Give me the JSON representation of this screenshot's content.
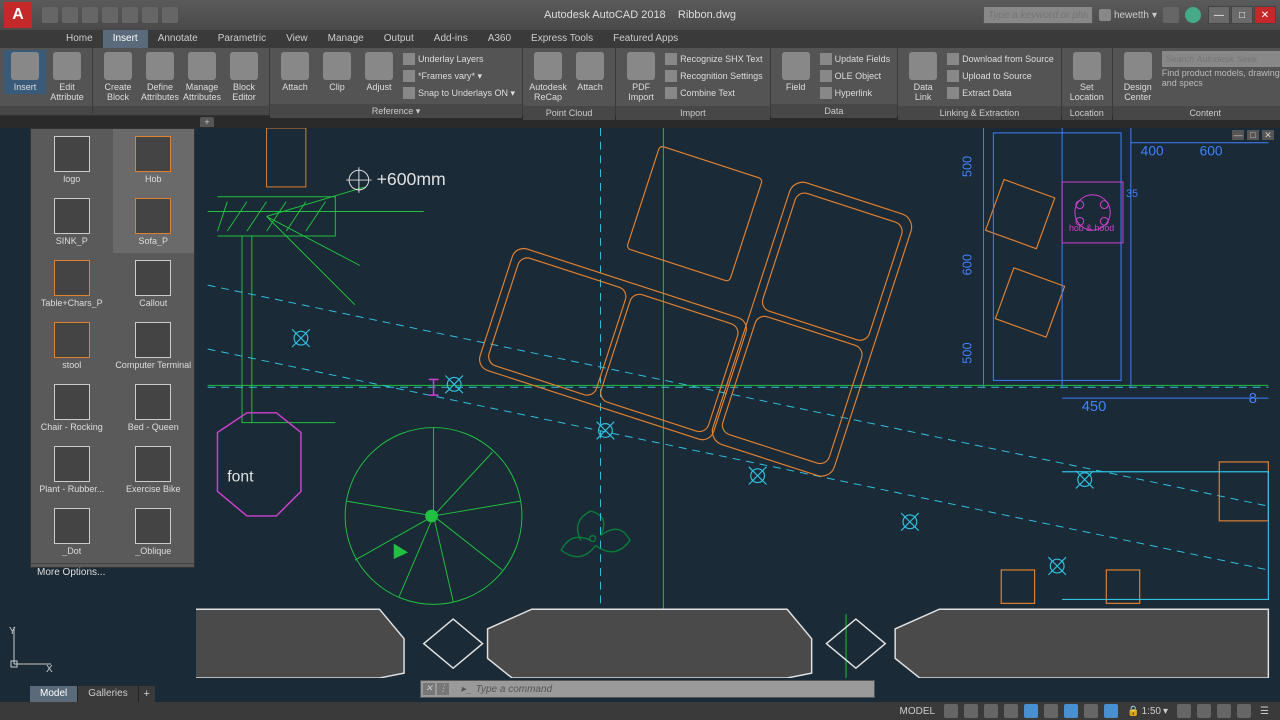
{
  "app": {
    "title_prefix": "Autodesk AutoCAD 2018",
    "filename": "Ribbon.dwg",
    "logo_text": "A",
    "search_placeholder": "Type a keyword or phrase",
    "user": "hewetth"
  },
  "menu_tabs": [
    "Home",
    "Insert",
    "Annotate",
    "Parametric",
    "View",
    "Manage",
    "Output",
    "Add-ins",
    "A360",
    "Express Tools",
    "Featured Apps"
  ],
  "menu_active_index": 1,
  "ribbon": {
    "groups": [
      {
        "label": "",
        "big": [
          {
            "l": "Insert",
            "hl": true
          },
          {
            "l": "Edit Attribute"
          }
        ]
      },
      {
        "label": "",
        "big": [
          {
            "l": "Create Block"
          },
          {
            "l": "Define Attributes"
          },
          {
            "l": "Manage Attributes"
          },
          {
            "l": "Block Editor"
          }
        ]
      },
      {
        "label": "Reference ▾",
        "big": [
          {
            "l": "Attach"
          },
          {
            "l": "Clip"
          },
          {
            "l": "Adjust"
          }
        ],
        "rows": [
          "Underlay Layers",
          "*Frames vary* ▾",
          "Snap to Underlays ON ▾"
        ]
      },
      {
        "label": "Point Cloud",
        "big": [
          {
            "l": "Autodesk ReCap"
          },
          {
            "l": "Attach"
          }
        ]
      },
      {
        "label": "Import",
        "big": [
          {
            "l": "PDF Import"
          }
        ],
        "rows": [
          "Recognize SHX Text",
          "Recognition Settings",
          "Combine Text"
        ]
      },
      {
        "label": "Data",
        "big": [
          {
            "l": "Field"
          }
        ],
        "rows": [
          "Update Fields",
          "OLE Object",
          "Hyperlink"
        ]
      },
      {
        "label": "Linking & Extraction",
        "big": [
          {
            "l": "Data Link"
          }
        ],
        "rows": [
          "Download from Source",
          "Upload to Source",
          "Extract Data"
        ]
      },
      {
        "label": "Location",
        "big": [
          {
            "l": "Set Location"
          }
        ]
      },
      {
        "label": "Content",
        "big": [
          {
            "l": "Design Center"
          }
        ],
        "search_placeholder": "Search Autodesk Seek",
        "text": "Find product models, drawings and specs"
      }
    ]
  },
  "palette": {
    "items": [
      {
        "label": "logo",
        "style": "white"
      },
      {
        "label": "Hob",
        "style": "orange",
        "sel": true
      },
      {
        "label": "SINK_P",
        "style": "white"
      },
      {
        "label": "Sofa_P",
        "style": "orange",
        "sel": true
      },
      {
        "label": "Table+Chars_P",
        "style": "orange"
      },
      {
        "label": "Callout",
        "style": "white"
      },
      {
        "label": "stool",
        "style": "orange"
      },
      {
        "label": "Computer Terminal",
        "style": "white"
      },
      {
        "label": "Chair - Rocking",
        "style": "white"
      },
      {
        "label": "Bed - Queen",
        "style": "white"
      },
      {
        "label": "Plant - Rubber...",
        "style": "white"
      },
      {
        "label": "Exercise Bike",
        "style": "white"
      },
      {
        "label": "_Dot",
        "style": "white"
      },
      {
        "label": "_Oblique",
        "style": "white"
      }
    ],
    "more": "More Options..."
  },
  "canvas": {
    "annotations": {
      "level": "+600mm",
      "font_label": "font",
      "dim_400": "400",
      "dim_600a": "600",
      "dim_600b": "600",
      "dim_500a": "500",
      "dim_500b": "500",
      "dim_35": "35",
      "dim_450": "450",
      "dim_8": "8",
      "hob_text": "hob & hood"
    },
    "colors": {
      "bg": "#1a2a36",
      "green": "#20c040",
      "cyan": "#30c0e0",
      "orange": "#e08030",
      "magenta": "#d040d0",
      "blue": "#4080ff",
      "white": "#e0e0e0",
      "darkgreen": "#0a7a3a"
    }
  },
  "command": {
    "placeholder": "Type a command"
  },
  "layout_tabs": [
    "Model",
    "Galleries"
  ],
  "layout_active": 0,
  "status": {
    "mode": "MODEL",
    "scale": "1:50"
  },
  "ucs": {
    "x": "X",
    "y": "Y"
  }
}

(DIRECTIONS FOR THIS TASK):
Count the lines that hold the string "Attributes", and reply with that number alone.

(REPLY TO THE EXERCISE):
2